[PROVIDED ENTRIES start]

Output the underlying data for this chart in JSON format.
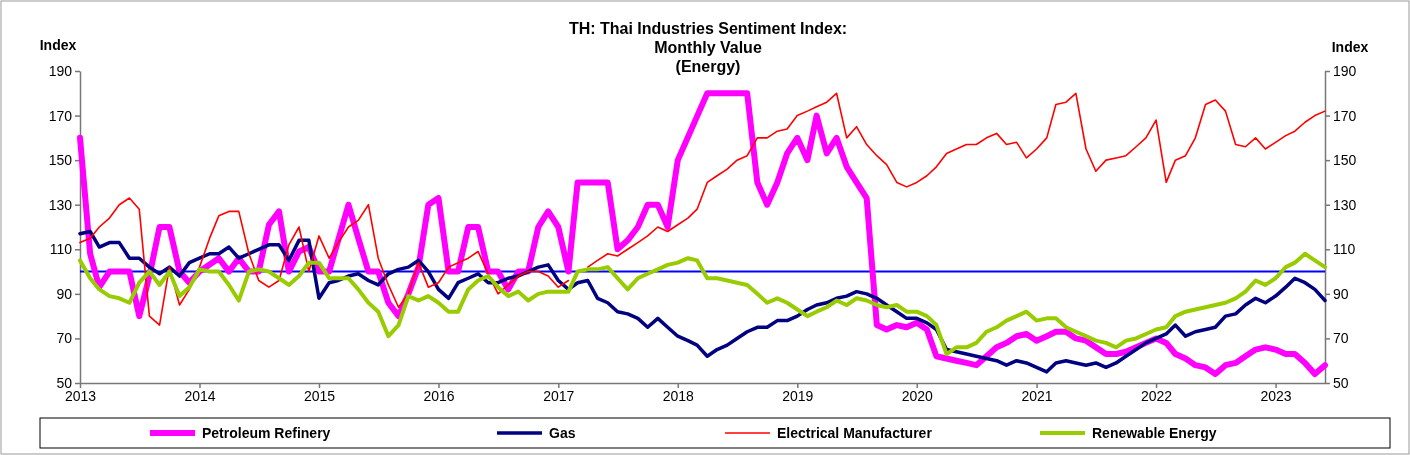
{
  "chart_data": {
    "type": "line",
    "title": "TH: Thai Industries Sentiment Index:\nMonthly Value\n(Energy)",
    "ylabel": "Index",
    "y2label": "Index",
    "xlim": [
      "2013-01",
      "2023-06"
    ],
    "xticks": [
      "2013",
      "2014",
      "2015",
      "2016",
      "2017",
      "2018",
      "2019",
      "2020",
      "2021",
      "2022",
      "2023"
    ],
    "ylim": [
      50,
      190
    ],
    "yticks": [
      50,
      70,
      90,
      110,
      130,
      150,
      170,
      190
    ],
    "y2lim": [
      50,
      190
    ],
    "y2ticks": [
      50,
      70,
      90,
      110,
      130,
      150,
      170,
      190
    ],
    "grid": false,
    "legend": "bottom",
    "marker": "none",
    "line_style": "solid",
    "ref_lines": [
      {
        "axis": "y",
        "value": 100,
        "color": "#0000ff"
      }
    ],
    "series": [
      {
        "name": "Petroleum Refinery",
        "color": "#ff00ff",
        "x": [
          "2013-01",
          "2013-02",
          "2013-03",
          "2013-04",
          "2013-06",
          "2013-07",
          "2013-08",
          "2013-09",
          "2013-10",
          "2013-11",
          "2013-12",
          "2014-01",
          "2014-03",
          "2014-04",
          "2014-05",
          "2014-06",
          "2014-07",
          "2014-08",
          "2014-09",
          "2014-10",
          "2014-11",
          "2014-12",
          "2015-01",
          "2015-02",
          "2015-04",
          "2015-05",
          "2015-06",
          "2015-07",
          "2015-08",
          "2015-09",
          "2015-10",
          "2015-11",
          "2015-12",
          "2016-01",
          "2016-02",
          "2016-03",
          "2016-04",
          "2016-05",
          "2016-06",
          "2016-07",
          "2016-08",
          "2016-09",
          "2016-10",
          "2016-11",
          "2016-12",
          "2017-01",
          "2017-02",
          "2017-03",
          "2017-06",
          "2017-07",
          "2017-08",
          "2017-09",
          "2017-10",
          "2017-11",
          "2017-12",
          "2018-01",
          "2018-04",
          "2018-08",
          "2018-09",
          "2018-10",
          "2018-11",
          "2018-12",
          "2019-01",
          "2019-02",
          "2019-03",
          "2019-04",
          "2019-05",
          "2019-06",
          "2019-07",
          "2019-08",
          "2019-09",
          "2019-10",
          "2019-11",
          "2019-12",
          "2020-01",
          "2020-02",
          "2020-03",
          "2020-05",
          "2020-06",
          "2020-07",
          "2020-08",
          "2020-09",
          "2020-10",
          "2020-11",
          "2020-12",
          "2021-01",
          "2021-02",
          "2021-03",
          "2021-04",
          "2021-05",
          "2021-06",
          "2021-07",
          "2021-08",
          "2021-09",
          "2021-10",
          "2021-11",
          "2021-12",
          "2022-01",
          "2022-02",
          "2022-03",
          "2022-04",
          "2022-05",
          "2022-06",
          "2022-07",
          "2022-08",
          "2022-09",
          "2022-10",
          "2022-11",
          "2022-12",
          "2023-01",
          "2023-02",
          "2023-03",
          "2023-04",
          "2023-05",
          "2023-06"
        ],
        "values": [
          160,
          108,
          93,
          100,
          100,
          80,
          98,
          120,
          120,
          100,
          95,
          100,
          106,
          100,
          106,
          100,
          100,
          121,
          127,
          100,
          109,
          111,
          100,
          100,
          130,
          115,
          100,
          100,
          86,
          80,
          90,
          102,
          130,
          133,
          100,
          100,
          120,
          120,
          100,
          100,
          92,
          100,
          100,
          120,
          127,
          120,
          100,
          140,
          140,
          110,
          114,
          120,
          130,
          130,
          120,
          150,
          180,
          180,
          140,
          130,
          140,
          153,
          160,
          150,
          170,
          153,
          160,
          147,
          140,
          133,
          76,
          74,
          76,
          75,
          77,
          74,
          62,
          60,
          59,
          58,
          62,
          66,
          68,
          71,
          72,
          69,
          71,
          73,
          73,
          70,
          69,
          66,
          63,
          63,
          64,
          66,
          68,
          70,
          68,
          63,
          61,
          58,
          57,
          54,
          58,
          59,
          62,
          65,
          66,
          65,
          63,
          63,
          59,
          54,
          58
        ]
      },
      {
        "name": "Gas",
        "color": "#000080",
        "x": [
          "2013-01",
          "2013-02",
          "2013-03",
          "2013-04",
          "2013-05",
          "2013-06",
          "2013-07",
          "2013-08",
          "2013-09",
          "2013-10",
          "2013-11",
          "2013-12",
          "2014-01",
          "2014-02",
          "2014-03",
          "2014-04",
          "2014-05",
          "2014-06",
          "2014-07",
          "2014-08",
          "2014-09",
          "2014-10",
          "2014-11",
          "2014-12",
          "2015-01",
          "2015-02",
          "2015-03",
          "2015-04",
          "2015-05",
          "2015-06",
          "2015-07",
          "2015-08",
          "2015-09",
          "2015-10",
          "2015-11",
          "2015-12",
          "2016-01",
          "2016-02",
          "2016-03",
          "2016-04",
          "2016-05",
          "2016-06",
          "2016-07",
          "2016-08",
          "2016-09",
          "2016-10",
          "2016-11",
          "2016-12",
          "2017-01",
          "2017-02",
          "2017-03",
          "2017-04",
          "2017-05",
          "2017-06",
          "2017-07",
          "2017-08",
          "2017-09",
          "2017-10",
          "2017-11",
          "2017-12",
          "2018-01",
          "2018-02",
          "2018-03",
          "2018-04",
          "2018-05",
          "2018-06",
          "2018-07",
          "2018-08",
          "2018-09",
          "2018-10",
          "2018-11",
          "2018-12",
          "2019-01",
          "2019-02",
          "2019-03",
          "2019-04",
          "2019-05",
          "2019-06",
          "2019-07",
          "2019-08",
          "2019-09",
          "2019-10",
          "2019-11",
          "2019-12",
          "2020-01",
          "2020-02",
          "2020-03",
          "2020-04",
          "2020-05",
          "2020-06",
          "2020-07",
          "2020-08",
          "2020-09",
          "2020-10",
          "2020-11",
          "2020-12",
          "2021-01",
          "2021-02",
          "2021-03",
          "2021-04",
          "2021-05",
          "2021-06",
          "2021-07",
          "2021-08",
          "2021-09",
          "2021-10",
          "2021-11",
          "2021-12",
          "2022-01",
          "2022-02",
          "2022-03",
          "2022-04",
          "2022-05",
          "2022-06",
          "2022-07",
          "2022-08",
          "2022-09",
          "2022-10",
          "2022-11",
          "2022-12",
          "2023-01",
          "2023-02",
          "2023-03",
          "2023-04",
          "2023-05",
          "2023-06"
        ],
        "values": [
          117,
          118,
          111,
          113,
          113,
          106,
          106,
          102,
          99,
          102,
          98,
          104,
          106,
          108,
          108,
          111,
          106,
          108,
          110,
          112,
          112,
          105,
          114,
          114,
          88,
          95,
          96,
          98,
          99,
          96,
          94,
          99,
          101,
          102,
          105,
          100,
          92,
          88,
          95,
          97,
          99,
          95,
          95,
          97,
          98,
          100,
          102,
          103,
          96,
          92,
          95,
          96,
          88,
          86,
          82,
          81,
          79,
          75,
          79,
          75,
          71,
          69,
          67,
          62,
          65,
          67,
          70,
          73,
          75,
          75,
          78,
          78,
          80,
          83,
          85,
          86,
          88,
          89,
          91,
          90,
          88,
          85,
          82,
          79,
          79,
          77,
          74,
          65,
          64,
          63,
          62,
          61,
          60,
          58,
          60,
          59,
          57,
          55,
          59,
          60,
          59,
          58,
          59,
          57,
          59,
          62,
          65,
          68,
          70,
          72,
          76,
          71,
          73,
          74,
          75,
          80,
          81,
          85,
          88,
          86,
          89,
          93,
          97,
          95,
          92,
          87
        ]
      },
      {
        "name": "Electrical Manufacturer",
        "color": "#ff0000",
        "x": [
          "2013-01",
          "2013-02",
          "2013-03",
          "2013-04",
          "2013-05",
          "2013-06",
          "2013-07",
          "2013-08",
          "2013-09",
          "2013-10",
          "2013-11",
          "2013-12",
          "2014-01",
          "2014-02",
          "2014-03",
          "2014-04",
          "2014-05",
          "2014-06",
          "2014-07",
          "2014-08",
          "2014-09",
          "2014-10",
          "2014-11",
          "2014-12",
          "2015-01",
          "2015-02",
          "2015-03",
          "2015-04",
          "2015-05",
          "2015-06",
          "2015-07",
          "2015-08",
          "2015-09",
          "2015-10",
          "2015-11",
          "2015-12",
          "2016-01",
          "2016-02",
          "2016-03",
          "2016-04",
          "2016-05",
          "2016-06",
          "2016-07",
          "2016-08",
          "2016-09",
          "2016-10",
          "2016-11",
          "2016-12",
          "2017-01",
          "2017-02",
          "2017-03",
          "2017-04",
          "2017-05",
          "2017-06",
          "2017-07",
          "2017-08",
          "2017-09",
          "2017-10",
          "2017-11",
          "2017-12",
          "2018-01",
          "2018-02",
          "2018-03",
          "2018-04",
          "2018-05",
          "2018-06",
          "2018-07",
          "2018-08",
          "2018-09",
          "2018-10",
          "2018-11",
          "2018-12",
          "2019-01",
          "2019-02",
          "2019-03",
          "2019-04",
          "2019-05",
          "2019-06",
          "2019-07",
          "2019-08",
          "2019-09",
          "2019-10",
          "2019-11",
          "2019-12",
          "2020-01",
          "2020-02",
          "2020-03",
          "2020-04",
          "2020-05",
          "2020-06",
          "2020-07",
          "2020-08",
          "2020-09",
          "2020-10",
          "2020-11",
          "2020-12",
          "2021-01",
          "2021-02",
          "2021-03",
          "2021-04",
          "2021-05",
          "2021-06",
          "2021-07",
          "2021-08",
          "2021-09",
          "2021-10",
          "2021-11",
          "2021-12",
          "2022-01",
          "2022-02",
          "2022-03",
          "2022-04",
          "2022-05",
          "2022-06",
          "2022-07",
          "2022-08",
          "2022-09",
          "2022-10",
          "2022-11",
          "2022-12",
          "2023-01",
          "2023-02",
          "2023-03",
          "2023-04",
          "2023-05",
          "2023-06"
        ],
        "values": [
          113,
          115,
          120,
          124,
          130,
          133,
          128,
          80,
          76,
          102,
          85,
          92,
          102,
          115,
          125,
          127,
          127,
          108,
          96,
          93,
          96,
          112,
          120,
          100,
          116,
          106,
          113,
          120,
          123,
          130,
          106,
          94,
          84,
          90,
          104,
          93,
          95,
          102,
          104,
          106,
          109,
          99,
          90,
          94,
          98,
          100,
          100,
          98,
          93,
          96,
          null,
          102,
          105,
          108,
          107,
          110,
          113,
          116,
          120,
          118,
          121,
          124,
          128,
          140,
          143,
          146,
          150,
          152,
          160,
          160,
          163,
          164,
          170,
          172,
          174,
          176,
          180,
          160,
          165,
          157,
          152,
          148,
          140,
          138,
          140,
          143,
          147,
          153,
          155,
          157,
          157,
          160,
          162,
          157,
          158,
          151,
          155,
          160,
          175,
          176,
          180,
          155,
          145,
          150,
          151,
          152,
          156,
          160,
          168,
          140,
          150,
          152,
          160,
          175,
          177,
          172,
          157,
          156,
          160,
          155,
          158,
          161,
          163,
          167,
          170,
          172
        ]
      },
      {
        "name": "Renewable Energy",
        "color": "#99cc00",
        "x": [
          "2013-01",
          "2013-02",
          "2013-03",
          "2013-04",
          "2013-05",
          "2013-06",
          "2013-07",
          "2013-08",
          "2013-09",
          "2013-10",
          "2013-11",
          "2013-12",
          "2014-01",
          "2014-02",
          "2014-03",
          "2014-04",
          "2014-05",
          "2014-06",
          "2014-07",
          "2014-08",
          "2014-09",
          "2014-10",
          "2014-11",
          "2014-12",
          "2015-01",
          "2015-02",
          "2015-03",
          "2015-04",
          "2015-05",
          "2015-06",
          "2015-07",
          "2015-08",
          "2015-09",
          "2015-10",
          "2015-11",
          "2015-12",
          "2016-01",
          "2016-02",
          "2016-03",
          "2016-04",
          "2016-05",
          "2016-06",
          "2016-07",
          "2016-08",
          "2016-09",
          "2016-10",
          "2016-11",
          "2016-12",
          "2017-01",
          "2017-02",
          "2017-03",
          "2017-04",
          "2017-05",
          "2017-06",
          "2017-07",
          "2017-08",
          "2017-09",
          "2017-10",
          "2017-11",
          "2017-12",
          "2018-01",
          "2018-02",
          "2018-03",
          "2018-04",
          "2018-05",
          "2018-06",
          "2018-07",
          "2018-08",
          "2018-09",
          "2018-10",
          "2018-11",
          "2018-12",
          "2019-01",
          "2019-02",
          "2019-03",
          "2019-04",
          "2019-05",
          "2019-06",
          "2019-07",
          "2019-08",
          "2019-09",
          "2019-10",
          "2019-11",
          "2019-12",
          "2020-01",
          "2020-02",
          "2020-03",
          "2020-04",
          "2020-05",
          "2020-06",
          "2020-07",
          "2020-08",
          "2020-09",
          "2020-10",
          "2020-11",
          "2020-12",
          "2021-01",
          "2021-02",
          "2021-03",
          "2021-04",
          "2021-05",
          "2021-06",
          "2021-07",
          "2021-08",
          "2021-09",
          "2021-10",
          "2021-11",
          "2021-12",
          "2022-01",
          "2022-02",
          "2022-03",
          "2022-04",
          "2022-05",
          "2022-06",
          "2022-07",
          "2022-08",
          "2022-09",
          "2022-10",
          "2022-11",
          "2022-12",
          "2023-01",
          "2023-02",
          "2023-03",
          "2023-04",
          "2023-05",
          "2023-06"
        ],
        "values": [
          105,
          97,
          92,
          89,
          88,
          86,
          95,
          100,
          94,
          100,
          89,
          93,
          101,
          100,
          100,
          94,
          87,
          100,
          101,
          100,
          97,
          94,
          98,
          104,
          104,
          97,
          97,
          97,
          92,
          86,
          82,
          71,
          76,
          89,
          87,
          89,
          86,
          82,
          82,
          92,
          96,
          98,
          93,
          89,
          91,
          87,
          90,
          91,
          91,
          91,
          100,
          101,
          101,
          102,
          97,
          92,
          97,
          99,
          101,
          103,
          104,
          106,
          105,
          97,
          97,
          96,
          95,
          94,
          90,
          86,
          88,
          86,
          83,
          80,
          82,
          84,
          87,
          85,
          88,
          87,
          85,
          84,
          85,
          82,
          82,
          80,
          76,
          63,
          66,
          66,
          68,
          73,
          75,
          78,
          80,
          82,
          78,
          79,
          79,
          75,
          73,
          71,
          69,
          68,
          66,
          69,
          70,
          72,
          74,
          75,
          80,
          82,
          83,
          84,
          85,
          86,
          88,
          91,
          96,
          94,
          97,
          102,
          104,
          108,
          105,
          102
        ]
      }
    ]
  }
}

[PROVIDED ENTRIES end]

=== THE TASK ===
Find the lines above that include the string "Energy" and copy them.

=== FINAL ANSWER ===
    "title": "TH: Thai Industries Sentiment Index:\nMonthly Value\n(Energy)",
        "name": "Renewable Energy",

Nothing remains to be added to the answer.